*** DATA EXTRACT Section Begins ***
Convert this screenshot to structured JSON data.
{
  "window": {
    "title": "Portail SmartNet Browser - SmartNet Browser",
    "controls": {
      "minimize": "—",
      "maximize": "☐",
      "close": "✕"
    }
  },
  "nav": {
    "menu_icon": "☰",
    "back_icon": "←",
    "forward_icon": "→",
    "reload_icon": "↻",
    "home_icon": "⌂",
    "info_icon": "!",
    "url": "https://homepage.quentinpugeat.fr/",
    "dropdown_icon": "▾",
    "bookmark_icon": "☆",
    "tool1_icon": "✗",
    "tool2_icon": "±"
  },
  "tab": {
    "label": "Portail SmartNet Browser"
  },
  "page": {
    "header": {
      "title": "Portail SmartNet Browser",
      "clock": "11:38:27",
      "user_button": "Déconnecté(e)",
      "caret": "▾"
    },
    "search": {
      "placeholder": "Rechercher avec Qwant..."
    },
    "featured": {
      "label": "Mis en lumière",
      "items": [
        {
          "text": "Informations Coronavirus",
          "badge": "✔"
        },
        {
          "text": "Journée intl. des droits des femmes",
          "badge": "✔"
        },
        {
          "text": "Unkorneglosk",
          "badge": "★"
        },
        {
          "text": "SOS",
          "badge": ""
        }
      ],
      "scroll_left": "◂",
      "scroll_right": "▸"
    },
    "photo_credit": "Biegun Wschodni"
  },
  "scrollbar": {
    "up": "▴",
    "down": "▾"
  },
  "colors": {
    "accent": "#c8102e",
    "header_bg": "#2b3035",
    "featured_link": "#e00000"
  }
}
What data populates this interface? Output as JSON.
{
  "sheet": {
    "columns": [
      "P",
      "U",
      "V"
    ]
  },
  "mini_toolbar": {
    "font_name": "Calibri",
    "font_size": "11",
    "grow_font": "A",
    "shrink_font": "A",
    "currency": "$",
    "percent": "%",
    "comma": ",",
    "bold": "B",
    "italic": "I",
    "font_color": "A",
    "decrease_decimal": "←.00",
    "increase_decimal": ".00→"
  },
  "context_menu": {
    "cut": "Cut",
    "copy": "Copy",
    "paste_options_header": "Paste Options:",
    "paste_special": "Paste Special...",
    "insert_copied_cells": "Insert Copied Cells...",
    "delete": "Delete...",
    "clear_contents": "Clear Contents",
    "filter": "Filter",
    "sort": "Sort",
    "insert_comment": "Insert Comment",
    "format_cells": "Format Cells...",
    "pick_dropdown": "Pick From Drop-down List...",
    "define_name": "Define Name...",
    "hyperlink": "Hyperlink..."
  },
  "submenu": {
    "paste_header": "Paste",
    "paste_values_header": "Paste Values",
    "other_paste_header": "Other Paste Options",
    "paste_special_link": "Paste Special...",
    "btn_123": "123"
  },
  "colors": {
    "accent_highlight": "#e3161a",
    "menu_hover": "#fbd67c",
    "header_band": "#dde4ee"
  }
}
*** DATA EXTRACT Section Ends ***
● **TRY IT**
Word for word, restate the entries that appear above.

● **YOUR RESPONSE**
Convert this screenshot to structured JSON data.
{
  "window": {
    "title": "Portail SmartNet Browser - SmartNet Browser",
    "controls": {
      "minimize": "—",
      "maximize": "☐",
      "close": "✕"
    }
  },
  "nav": {
    "menu_icon": "☰",
    "back_icon": "←",
    "forward_icon": "→",
    "reload_icon": "↻",
    "home_icon": "⌂",
    "info_icon": "!",
    "url": "https://homepage.quentinpugeat.fr/",
    "dropdown_icon": "▾",
    "bookmark_icon": "☆",
    "tool1_icon": "✗",
    "tool2_icon": "±"
  },
  "tab": {
    "label": "Portail SmartNet Browser"
  },
  "page": {
    "header": {
      "title": "Portail SmartNet Browser",
      "clock": "11:38:27",
      "user_button": "Déconnecté(e)",
      "caret": "▾"
    },
    "search": {
      "placeholder": "Rechercher avec Qwant..."
    },
    "featured": {
      "label": "Mis en lumière",
      "items": [
        {
          "text": "Informations Coronavirus",
          "badge": "✔"
        },
        {
          "text": "Journée intl. des droits des femmes",
          "badge": "✔"
        },
        {
          "text": "Unkorneglosk",
          "badge": "★"
        },
        {
          "text": "SOS",
          "badge": ""
        }
      ],
      "scroll_left": "◂",
      "scroll_right": "▸"
    },
    "photo_credit": "Biegun Wschodni"
  },
  "scrollbar": {
    "up": "▴",
    "down": "▾"
  },
  "colors": {
    "accent": "#c8102e",
    "header_bg": "#2b3035",
    "featured_link": "#e00000"
  }
}
What data populates this interface? Output as JSON.
{
  "sheet": {
    "columns": [
      "P",
      "U",
      "V"
    ]
  },
  "mini_toolbar": {
    "font_name": "Calibri",
    "font_size": "11",
    "grow_font": "A",
    "shrink_font": "A",
    "currency": "$",
    "percent": "%",
    "comma": ",",
    "bold": "B",
    "italic": "I",
    "font_color": "A",
    "decrease_decimal": "←.00",
    "increase_decimal": ".00→"
  },
  "context_menu": {
    "cut": "Cut",
    "copy": "Copy",
    "paste_options_header": "Paste Options:",
    "paste_special": "Paste Special...",
    "insert_copied_cells": "Insert Copied Cells...",
    "delete": "Delete...",
    "clear_contents": "Clear Contents",
    "filter": "Filter",
    "sort": "Sort",
    "insert_comment": "Insert Comment",
    "format_cells": "Format Cells...",
    "pick_dropdown": "Pick From Drop-down List...",
    "define_name": "Define Name...",
    "hyperlink": "Hyperlink..."
  },
  "submenu": {
    "paste_header": "Paste",
    "paste_values_header": "Paste Values",
    "other_paste_header": "Other Paste Options",
    "paste_special_link": "Paste Special...",
    "btn_123": "123"
  },
  "colors": {
    "accent_highlight": "#e3161a",
    "menu_hover": "#fbd67c",
    "header_band": "#dde4ee"
  }
}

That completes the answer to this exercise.